*WHAT TO PRODUCE*. Look through the material below for "JSON". Copy every line that contains it.

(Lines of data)
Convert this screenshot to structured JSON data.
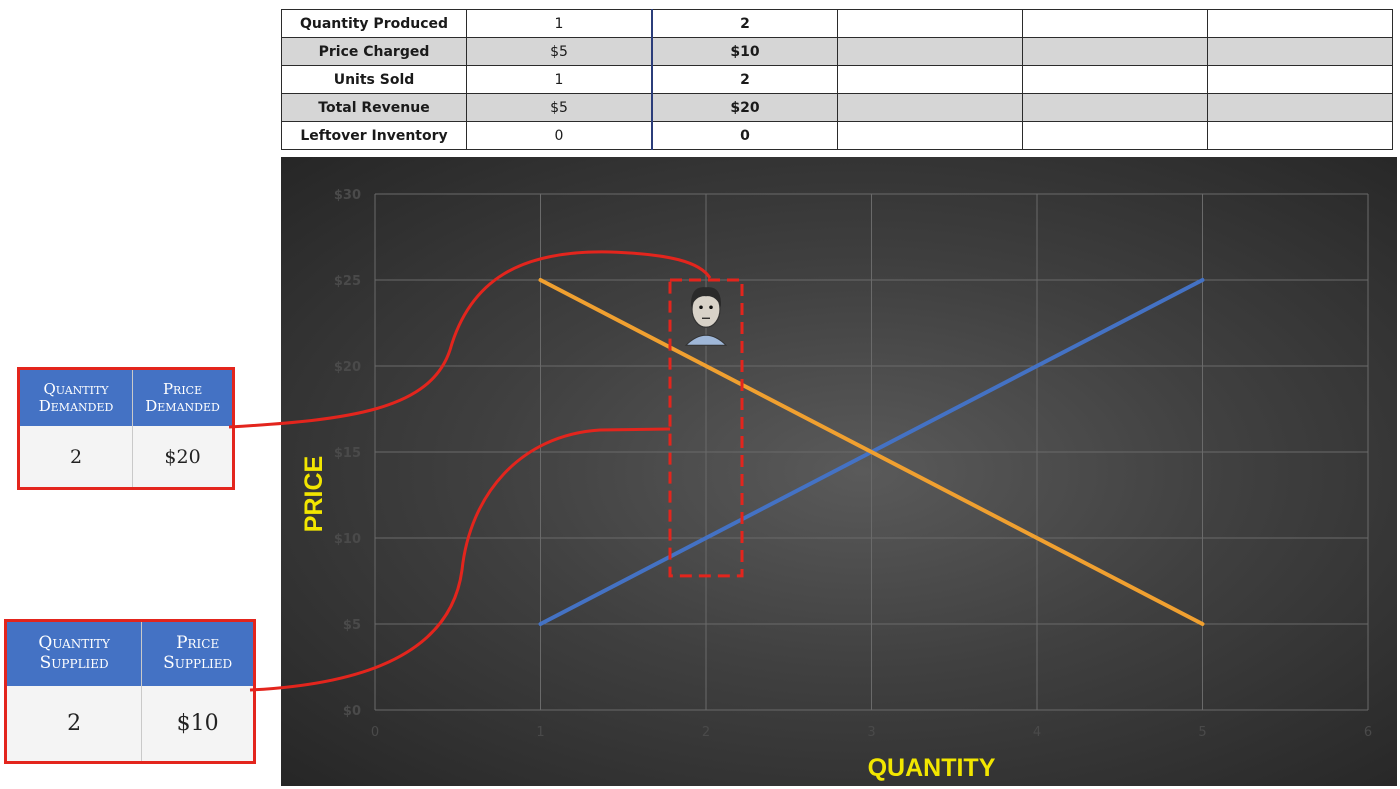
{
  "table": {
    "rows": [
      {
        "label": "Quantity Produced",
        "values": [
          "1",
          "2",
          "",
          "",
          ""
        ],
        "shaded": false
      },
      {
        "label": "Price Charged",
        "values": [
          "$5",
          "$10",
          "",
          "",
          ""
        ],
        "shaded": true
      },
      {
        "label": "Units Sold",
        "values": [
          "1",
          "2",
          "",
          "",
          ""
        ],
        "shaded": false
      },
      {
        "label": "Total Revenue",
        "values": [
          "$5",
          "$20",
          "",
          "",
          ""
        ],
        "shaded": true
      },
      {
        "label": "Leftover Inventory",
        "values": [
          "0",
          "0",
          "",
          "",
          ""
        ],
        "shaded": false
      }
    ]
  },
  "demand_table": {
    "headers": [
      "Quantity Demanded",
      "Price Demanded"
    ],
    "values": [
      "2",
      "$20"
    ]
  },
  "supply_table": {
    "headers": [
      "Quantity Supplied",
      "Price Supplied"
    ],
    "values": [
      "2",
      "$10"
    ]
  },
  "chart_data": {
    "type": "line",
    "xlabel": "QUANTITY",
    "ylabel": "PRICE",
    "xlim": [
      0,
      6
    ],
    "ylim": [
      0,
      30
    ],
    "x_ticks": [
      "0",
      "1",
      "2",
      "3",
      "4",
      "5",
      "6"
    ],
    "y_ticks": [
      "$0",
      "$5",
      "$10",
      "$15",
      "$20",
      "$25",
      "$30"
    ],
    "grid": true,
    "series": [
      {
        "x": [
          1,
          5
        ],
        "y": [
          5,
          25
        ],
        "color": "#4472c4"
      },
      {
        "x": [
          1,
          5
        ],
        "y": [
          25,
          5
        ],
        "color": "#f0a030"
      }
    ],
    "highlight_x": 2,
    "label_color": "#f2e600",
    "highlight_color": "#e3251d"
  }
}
--
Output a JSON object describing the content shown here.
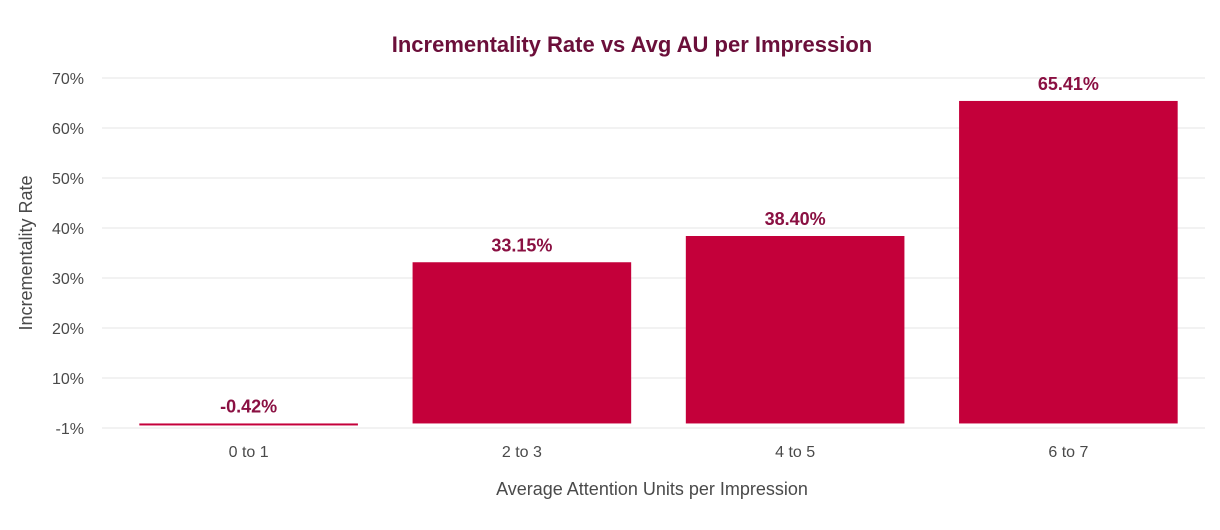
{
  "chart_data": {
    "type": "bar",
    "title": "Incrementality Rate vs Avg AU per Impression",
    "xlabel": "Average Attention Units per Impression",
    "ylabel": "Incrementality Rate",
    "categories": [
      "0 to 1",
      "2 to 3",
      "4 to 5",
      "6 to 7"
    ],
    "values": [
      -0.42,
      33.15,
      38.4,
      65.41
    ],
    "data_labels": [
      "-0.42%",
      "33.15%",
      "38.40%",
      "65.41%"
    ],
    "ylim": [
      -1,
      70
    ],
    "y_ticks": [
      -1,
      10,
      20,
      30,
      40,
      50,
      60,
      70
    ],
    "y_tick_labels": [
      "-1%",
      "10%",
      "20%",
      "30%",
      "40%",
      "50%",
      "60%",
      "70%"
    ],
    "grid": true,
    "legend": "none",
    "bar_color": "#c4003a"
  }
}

*SOLUTION*.
Convert this screenshot to structured JSON data.
Output a JSON object describing the content shown here.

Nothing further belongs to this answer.